══ SOURCE MATERIAL

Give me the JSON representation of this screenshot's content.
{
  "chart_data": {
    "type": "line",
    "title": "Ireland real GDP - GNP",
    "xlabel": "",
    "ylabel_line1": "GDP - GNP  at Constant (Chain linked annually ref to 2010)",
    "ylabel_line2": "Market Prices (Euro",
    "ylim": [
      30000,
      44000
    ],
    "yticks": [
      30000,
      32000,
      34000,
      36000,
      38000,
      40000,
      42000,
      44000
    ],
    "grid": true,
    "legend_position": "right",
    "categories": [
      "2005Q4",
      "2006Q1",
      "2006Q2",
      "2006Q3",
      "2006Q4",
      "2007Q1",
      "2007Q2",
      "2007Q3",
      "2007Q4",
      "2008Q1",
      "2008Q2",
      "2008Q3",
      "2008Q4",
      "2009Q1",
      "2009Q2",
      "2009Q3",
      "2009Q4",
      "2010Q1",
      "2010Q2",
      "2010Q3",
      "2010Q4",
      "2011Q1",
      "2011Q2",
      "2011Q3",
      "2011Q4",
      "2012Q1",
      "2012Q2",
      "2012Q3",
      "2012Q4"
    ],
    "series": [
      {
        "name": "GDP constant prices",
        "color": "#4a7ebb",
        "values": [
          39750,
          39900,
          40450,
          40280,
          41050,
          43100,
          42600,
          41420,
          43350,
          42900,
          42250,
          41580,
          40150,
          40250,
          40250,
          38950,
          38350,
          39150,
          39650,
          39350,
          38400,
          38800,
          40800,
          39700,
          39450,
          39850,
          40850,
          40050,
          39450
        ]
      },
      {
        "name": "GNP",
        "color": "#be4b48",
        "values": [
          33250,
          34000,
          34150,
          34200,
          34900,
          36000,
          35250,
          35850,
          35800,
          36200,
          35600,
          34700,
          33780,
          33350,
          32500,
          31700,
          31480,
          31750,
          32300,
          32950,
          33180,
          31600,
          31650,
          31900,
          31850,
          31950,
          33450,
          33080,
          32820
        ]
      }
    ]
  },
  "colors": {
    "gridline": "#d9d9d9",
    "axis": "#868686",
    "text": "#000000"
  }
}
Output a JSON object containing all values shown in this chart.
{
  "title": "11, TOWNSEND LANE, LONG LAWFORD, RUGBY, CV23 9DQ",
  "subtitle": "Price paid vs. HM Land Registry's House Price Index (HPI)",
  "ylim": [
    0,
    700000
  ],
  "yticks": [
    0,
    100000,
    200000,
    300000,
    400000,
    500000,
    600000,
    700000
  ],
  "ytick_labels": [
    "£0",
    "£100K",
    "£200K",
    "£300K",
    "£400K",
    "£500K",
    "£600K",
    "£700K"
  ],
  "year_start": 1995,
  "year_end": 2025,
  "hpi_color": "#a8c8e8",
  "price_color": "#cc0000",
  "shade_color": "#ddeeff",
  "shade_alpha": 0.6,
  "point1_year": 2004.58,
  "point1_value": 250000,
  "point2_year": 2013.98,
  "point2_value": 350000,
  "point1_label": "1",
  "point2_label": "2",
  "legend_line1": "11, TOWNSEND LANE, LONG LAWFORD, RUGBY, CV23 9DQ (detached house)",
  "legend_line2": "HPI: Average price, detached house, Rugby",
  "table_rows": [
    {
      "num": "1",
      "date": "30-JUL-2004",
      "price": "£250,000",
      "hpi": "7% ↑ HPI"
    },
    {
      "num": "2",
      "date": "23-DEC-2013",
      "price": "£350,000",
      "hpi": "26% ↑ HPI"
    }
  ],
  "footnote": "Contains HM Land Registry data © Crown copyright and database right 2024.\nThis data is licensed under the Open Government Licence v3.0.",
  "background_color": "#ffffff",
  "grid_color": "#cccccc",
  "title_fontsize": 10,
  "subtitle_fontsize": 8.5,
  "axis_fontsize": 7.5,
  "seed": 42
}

════

■ **GIVEN TASK**:
Please set down each line of the records exactly as given.

■ **OUTPUT OF THE EXERCISE**:
Give me the JSON representation of this screenshot's content.
{
  "chart_data": {
    "type": "line",
    "title": "Ireland real GDP - GNP",
    "xlabel": "",
    "ylabel_line1": "GDP - GNP  at Constant (Chain linked annually ref to 2010)",
    "ylabel_line2": "Market Prices (Euro",
    "ylim": [
      30000,
      44000
    ],
    "yticks": [
      30000,
      32000,
      34000,
      36000,
      38000,
      40000,
      42000,
      44000
    ],
    "grid": true,
    "legend_position": "right",
    "categories": [
      "2005Q4",
      "2006Q1",
      "2006Q2",
      "2006Q3",
      "2006Q4",
      "2007Q1",
      "2007Q2",
      "2007Q3",
      "2007Q4",
      "2008Q1",
      "2008Q2",
      "2008Q3",
      "2008Q4",
      "2009Q1",
      "2009Q2",
      "2009Q3",
      "2009Q4",
      "2010Q1",
      "2010Q2",
      "2010Q3",
      "2010Q4",
      "2011Q1",
      "2011Q2",
      "2011Q3",
      "2011Q4",
      "2012Q1",
      "2012Q2",
      "2012Q3",
      "2012Q4"
    ],
    "series": [
      {
        "name": "GDP constant prices",
        "color": "#4a7ebb",
        "values": [
          39750,
          39900,
          40450,
          40280,
          41050,
          43100,
          42600,
          41420,
          43350,
          42900,
          42250,
          41580,
          40150,
          40250,
          40250,
          38950,
          38350,
          39150,
          39650,
          39350,
          38400,
          38800,
          40800,
          39700,
          39450,
          39850,
          40850,
          40050,
          39450
        ]
      },
      {
        "name": "GNP",
        "color": "#be4b48",
        "values": [
          33250,
          34000,
          34150,
          34200,
          34900,
          36000,
          35250,
          35850,
          35800,
          36200,
          35600,
          34700,
          33780,
          33350,
          32500,
          31700,
          31480,
          31750,
          32300,
          32950,
          33180,
          31600,
          31650,
          31900,
          31850,
          31950,
          33450,
          33080,
          32820
        ]
      }
    ]
  },
  "colors": {
    "gridline": "#d9d9d9",
    "axis": "#868686",
    "text": "#000000"
  }
}
Output a JSON object containing all values shown in this chart.
{
  "title": "11, TOWNSEND LANE, LONG LAWFORD, RUGBY, CV23 9DQ",
  "subtitle": "Price paid vs. HM Land Registry's House Price Index (HPI)",
  "ylim": [
    0,
    700000
  ],
  "yticks": [
    0,
    100000,
    200000,
    300000,
    400000,
    500000,
    600000,
    700000
  ],
  "ytick_labels": [
    "£0",
    "£100K",
    "£200K",
    "£300K",
    "£400K",
    "£500K",
    "£600K",
    "£700K"
  ],
  "year_start": 1995,
  "year_end": 2025,
  "hpi_color": "#a8c8e8",
  "price_color": "#cc0000",
  "shade_color": "#ddeeff",
  "shade_alpha": 0.6,
  "point1_year": 2004.58,
  "point1_value": 250000,
  "point2_year": 2013.98,
  "point2_value": 350000,
  "point1_label": "1",
  "point2_label": "2",
  "legend_line1": "11, TOWNSEND LANE, LONG LAWFORD, RUGBY, CV23 9DQ (detached house)",
  "legend_line2": "HPI: Average price, detached house, Rugby",
  "table_rows": [
    {
      "num": "1",
      "date": "30-JUL-2004",
      "price": "£250,000",
      "hpi": "7% ↑ HPI"
    },
    {
      "num": "2",
      "date": "23-DEC-2013",
      "price": "£350,000",
      "hpi": "26% ↑ HPI"
    }
  ],
  "footnote": "Contains HM Land Registry data © Crown copyright and database right 2024.\nThis data is licensed under the Open Government Licence v3.0.",
  "background_color": "#ffffff",
  "grid_color": "#cccccc",
  "title_fontsize": 10,
  "subtitle_fontsize": 8.5,
  "axis_fontsize": 7.5,
  "seed": 42
}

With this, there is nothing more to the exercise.